--- EXCERPT ---
** Start **

RSS desperate to find out why Dalits have deserted bjp

By Arun Srivastava

Social scientists are busy trying to analyse the reasons for the recent large scale desertion of senior BJP ministers and legislators and subsequently going back to the SP. While some look at it as an old syndrome, a large section of experts and scholars nevertheless strongly feel that it symbolises the protest of Dalits and non-Yadav OBCs against the hegemonistic politics of RSS and BJP.
To describe the desertion as ayaram and gayaram syndrome is naïve. Politicians usually do not dump a winning party. No doubt the farmers’ movement has shaken the trust level of the BJP, but still the cadres and bhakts are sure that Modi’s charisma would salvage the situation and they would win.
In such a backdrop the decision of the Dalit and OBC leaders to quit has more political relevance than meets the eye. Since 2014 of the Modi rule, the Dalits and non-Yadav OBCs were made to be subservient to the RSS and BJP. RSS came out with the façade of presenting them as the major section of the Hindus. Though the RSS and BJP continued with their rhetoric, in reality they ill-treated the Dalits and OBCs.
A number of massacres took place; Dalits were lynched and their women folk were violated and even burnt after perpetrating the heinous crime, the BJP leadership, especially Prime Minister Narendra Modi and his Home Minister and other senior leaders maintained a passive silence. The most deplorable was the antipathy of RSS chief Mohan Bhagwat. He has been continuously claiming that these people are part of the greater Hindu society, but he never condemned and castigated the Sangh mercenaries and vigilantes who were involved in the grisly incidents.
These incidents had completely alienated the Dalits and non-yadav OBCs. They restarted the move to unite and come under one banner. In the initial months, Samajwadi Party was not in the reckoning. In fact, the Dalits were not too keen to align with SP. But the success of the farmer’s movement changed the entire scenario. It cannot be denied that the re-emergence of Dalits as a potent force is a gift of the farmers’ movement.

** End **

--- PROBLEM TO SOLVE ---
Repeat everything in the piece on Dalits leaving the BJP from "RSS desperate to" down to "they would win.", word for word.

--- PROVIDED DATA ---
** Start **

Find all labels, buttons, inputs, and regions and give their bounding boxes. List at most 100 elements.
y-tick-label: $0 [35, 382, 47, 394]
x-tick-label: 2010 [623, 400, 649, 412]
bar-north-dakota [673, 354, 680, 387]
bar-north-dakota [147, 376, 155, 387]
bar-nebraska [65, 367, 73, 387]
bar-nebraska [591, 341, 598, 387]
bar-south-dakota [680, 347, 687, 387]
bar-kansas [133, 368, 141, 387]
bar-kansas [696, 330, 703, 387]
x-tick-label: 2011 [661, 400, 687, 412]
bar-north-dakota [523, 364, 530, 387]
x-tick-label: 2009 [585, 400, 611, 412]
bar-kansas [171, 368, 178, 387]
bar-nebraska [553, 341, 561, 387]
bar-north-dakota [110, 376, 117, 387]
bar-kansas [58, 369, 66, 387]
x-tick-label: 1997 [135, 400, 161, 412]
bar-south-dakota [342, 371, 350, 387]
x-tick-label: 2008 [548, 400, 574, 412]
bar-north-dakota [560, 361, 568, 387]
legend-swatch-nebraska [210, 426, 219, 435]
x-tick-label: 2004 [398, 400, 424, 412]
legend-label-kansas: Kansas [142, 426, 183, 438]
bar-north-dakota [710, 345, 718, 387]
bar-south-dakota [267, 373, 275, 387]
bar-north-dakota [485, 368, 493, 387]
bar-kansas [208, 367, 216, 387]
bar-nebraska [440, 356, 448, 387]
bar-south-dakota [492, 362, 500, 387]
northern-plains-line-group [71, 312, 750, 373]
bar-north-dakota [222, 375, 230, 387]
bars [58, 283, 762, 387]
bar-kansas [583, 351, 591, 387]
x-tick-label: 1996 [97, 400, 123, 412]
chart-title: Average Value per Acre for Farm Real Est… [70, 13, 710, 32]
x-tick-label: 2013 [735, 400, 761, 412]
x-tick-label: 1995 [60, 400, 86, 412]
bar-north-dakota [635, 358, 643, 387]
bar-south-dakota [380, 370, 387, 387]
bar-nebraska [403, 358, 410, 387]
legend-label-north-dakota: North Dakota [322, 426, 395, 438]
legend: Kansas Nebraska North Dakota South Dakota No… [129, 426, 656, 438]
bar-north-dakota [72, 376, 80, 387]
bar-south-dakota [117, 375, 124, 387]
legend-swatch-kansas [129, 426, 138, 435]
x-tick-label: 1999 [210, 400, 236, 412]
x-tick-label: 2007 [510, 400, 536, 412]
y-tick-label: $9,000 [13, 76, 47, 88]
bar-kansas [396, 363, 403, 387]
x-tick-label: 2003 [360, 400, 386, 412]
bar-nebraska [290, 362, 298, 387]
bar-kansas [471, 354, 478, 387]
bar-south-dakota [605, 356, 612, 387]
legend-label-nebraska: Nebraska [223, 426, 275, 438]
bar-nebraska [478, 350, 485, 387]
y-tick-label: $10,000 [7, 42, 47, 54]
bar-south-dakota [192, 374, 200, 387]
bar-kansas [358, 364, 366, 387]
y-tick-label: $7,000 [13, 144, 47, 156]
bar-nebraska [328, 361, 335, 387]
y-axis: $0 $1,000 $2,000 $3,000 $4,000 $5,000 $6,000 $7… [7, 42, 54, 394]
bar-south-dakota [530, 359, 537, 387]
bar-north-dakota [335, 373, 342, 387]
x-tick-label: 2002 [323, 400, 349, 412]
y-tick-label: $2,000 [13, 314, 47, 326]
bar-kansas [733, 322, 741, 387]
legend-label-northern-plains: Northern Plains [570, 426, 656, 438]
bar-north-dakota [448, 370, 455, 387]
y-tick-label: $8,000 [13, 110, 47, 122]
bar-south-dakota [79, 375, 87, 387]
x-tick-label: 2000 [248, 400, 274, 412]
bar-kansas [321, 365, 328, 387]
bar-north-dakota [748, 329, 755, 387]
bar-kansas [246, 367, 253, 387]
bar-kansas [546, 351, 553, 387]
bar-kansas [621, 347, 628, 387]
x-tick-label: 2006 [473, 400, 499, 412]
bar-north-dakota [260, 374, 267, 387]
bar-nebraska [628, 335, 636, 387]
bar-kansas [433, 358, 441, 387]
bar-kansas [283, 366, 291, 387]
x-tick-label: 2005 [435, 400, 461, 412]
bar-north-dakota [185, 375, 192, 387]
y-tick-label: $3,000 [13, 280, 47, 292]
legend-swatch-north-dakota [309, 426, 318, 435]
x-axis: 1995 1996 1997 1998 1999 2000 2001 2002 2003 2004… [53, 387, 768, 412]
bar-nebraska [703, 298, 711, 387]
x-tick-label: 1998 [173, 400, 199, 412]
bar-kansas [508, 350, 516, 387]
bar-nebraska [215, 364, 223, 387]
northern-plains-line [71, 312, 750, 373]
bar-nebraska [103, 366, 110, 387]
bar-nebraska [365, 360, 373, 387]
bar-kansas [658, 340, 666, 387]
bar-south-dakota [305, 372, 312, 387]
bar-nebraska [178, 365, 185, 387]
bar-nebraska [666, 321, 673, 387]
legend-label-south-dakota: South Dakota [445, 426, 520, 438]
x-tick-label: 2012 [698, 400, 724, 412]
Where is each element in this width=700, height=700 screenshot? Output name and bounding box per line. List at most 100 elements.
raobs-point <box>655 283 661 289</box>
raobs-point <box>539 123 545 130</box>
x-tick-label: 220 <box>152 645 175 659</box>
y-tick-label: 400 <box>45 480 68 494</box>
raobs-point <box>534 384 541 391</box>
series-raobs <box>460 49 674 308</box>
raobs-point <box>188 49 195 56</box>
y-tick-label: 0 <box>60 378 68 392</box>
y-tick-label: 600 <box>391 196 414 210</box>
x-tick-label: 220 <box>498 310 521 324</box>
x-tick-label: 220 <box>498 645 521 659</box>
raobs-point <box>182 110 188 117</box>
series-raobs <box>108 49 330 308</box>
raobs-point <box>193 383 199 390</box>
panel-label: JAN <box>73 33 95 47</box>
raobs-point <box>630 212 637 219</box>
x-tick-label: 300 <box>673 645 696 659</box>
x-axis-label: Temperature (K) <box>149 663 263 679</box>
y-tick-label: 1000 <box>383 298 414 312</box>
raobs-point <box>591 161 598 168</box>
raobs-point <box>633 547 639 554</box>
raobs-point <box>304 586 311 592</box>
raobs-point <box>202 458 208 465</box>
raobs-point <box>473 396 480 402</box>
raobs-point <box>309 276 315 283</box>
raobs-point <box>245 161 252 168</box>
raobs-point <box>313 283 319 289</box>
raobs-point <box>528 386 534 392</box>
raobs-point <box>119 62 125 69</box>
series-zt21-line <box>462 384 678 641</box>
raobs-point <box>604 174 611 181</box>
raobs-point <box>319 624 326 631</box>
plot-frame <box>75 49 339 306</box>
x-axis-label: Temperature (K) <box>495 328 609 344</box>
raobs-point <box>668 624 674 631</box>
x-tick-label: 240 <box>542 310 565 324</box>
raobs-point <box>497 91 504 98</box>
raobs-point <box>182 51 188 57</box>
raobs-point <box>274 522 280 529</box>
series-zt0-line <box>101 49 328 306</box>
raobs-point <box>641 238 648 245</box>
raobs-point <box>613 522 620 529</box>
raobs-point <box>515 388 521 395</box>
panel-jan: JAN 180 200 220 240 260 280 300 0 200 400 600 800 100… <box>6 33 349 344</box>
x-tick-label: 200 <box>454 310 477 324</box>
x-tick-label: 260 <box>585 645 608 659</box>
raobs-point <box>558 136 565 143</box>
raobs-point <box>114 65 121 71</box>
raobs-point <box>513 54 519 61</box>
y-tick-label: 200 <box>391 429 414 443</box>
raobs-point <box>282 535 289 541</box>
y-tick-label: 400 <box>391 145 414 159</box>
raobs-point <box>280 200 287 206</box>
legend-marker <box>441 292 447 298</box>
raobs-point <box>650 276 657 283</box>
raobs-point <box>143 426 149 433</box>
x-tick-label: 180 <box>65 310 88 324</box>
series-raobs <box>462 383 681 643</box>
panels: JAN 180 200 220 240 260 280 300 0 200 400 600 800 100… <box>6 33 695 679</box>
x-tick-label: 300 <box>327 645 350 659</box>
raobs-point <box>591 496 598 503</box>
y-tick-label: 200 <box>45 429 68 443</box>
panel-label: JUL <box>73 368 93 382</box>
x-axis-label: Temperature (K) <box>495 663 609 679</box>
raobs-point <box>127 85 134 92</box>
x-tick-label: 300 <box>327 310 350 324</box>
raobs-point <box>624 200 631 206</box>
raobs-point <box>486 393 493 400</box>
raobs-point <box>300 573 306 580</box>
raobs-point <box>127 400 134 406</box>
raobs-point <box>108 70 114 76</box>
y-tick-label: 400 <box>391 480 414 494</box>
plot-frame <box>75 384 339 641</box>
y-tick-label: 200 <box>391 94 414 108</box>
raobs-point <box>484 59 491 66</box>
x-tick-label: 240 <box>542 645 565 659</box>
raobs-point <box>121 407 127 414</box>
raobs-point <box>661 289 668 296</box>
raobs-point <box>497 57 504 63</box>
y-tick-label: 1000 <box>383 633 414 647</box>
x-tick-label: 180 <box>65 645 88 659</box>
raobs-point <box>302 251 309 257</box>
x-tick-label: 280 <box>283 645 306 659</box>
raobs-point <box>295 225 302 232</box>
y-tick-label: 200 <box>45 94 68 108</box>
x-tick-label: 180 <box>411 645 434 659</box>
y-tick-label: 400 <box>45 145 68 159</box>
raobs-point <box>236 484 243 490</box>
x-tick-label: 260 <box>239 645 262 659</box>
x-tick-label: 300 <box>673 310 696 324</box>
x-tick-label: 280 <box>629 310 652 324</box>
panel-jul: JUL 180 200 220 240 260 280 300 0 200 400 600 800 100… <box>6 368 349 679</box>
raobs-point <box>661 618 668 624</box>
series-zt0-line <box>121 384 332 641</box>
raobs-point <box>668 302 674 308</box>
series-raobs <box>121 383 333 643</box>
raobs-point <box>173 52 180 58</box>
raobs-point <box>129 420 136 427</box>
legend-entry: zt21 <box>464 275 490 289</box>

** End **

--- FINISHED EXERCISE ---
RSS desperate to find out why Dalits have deserted bjp

By Arun Srivastava

Social scientists are busy trying to analyse the reasons for the recent large scale desertion of senior BJP ministers and legislators and subsequently going back to the SP. While some look at it as an old syndrome, a large section of experts and scholars nevertheless strongly feel that it symbolises the protest of Dalits and non-Yadav OBCs against the hegemonistic politics of RSS and BJP.
To describe the desertion as ayaram and gayaram syndrome is naïve. Politicians usually do not dump a winning party. No doubt the farmers’ movement has shaken the trust level of the BJP, but still the cadres and bhakts are sure that Modi’s charisma would salvage the situation and they would win.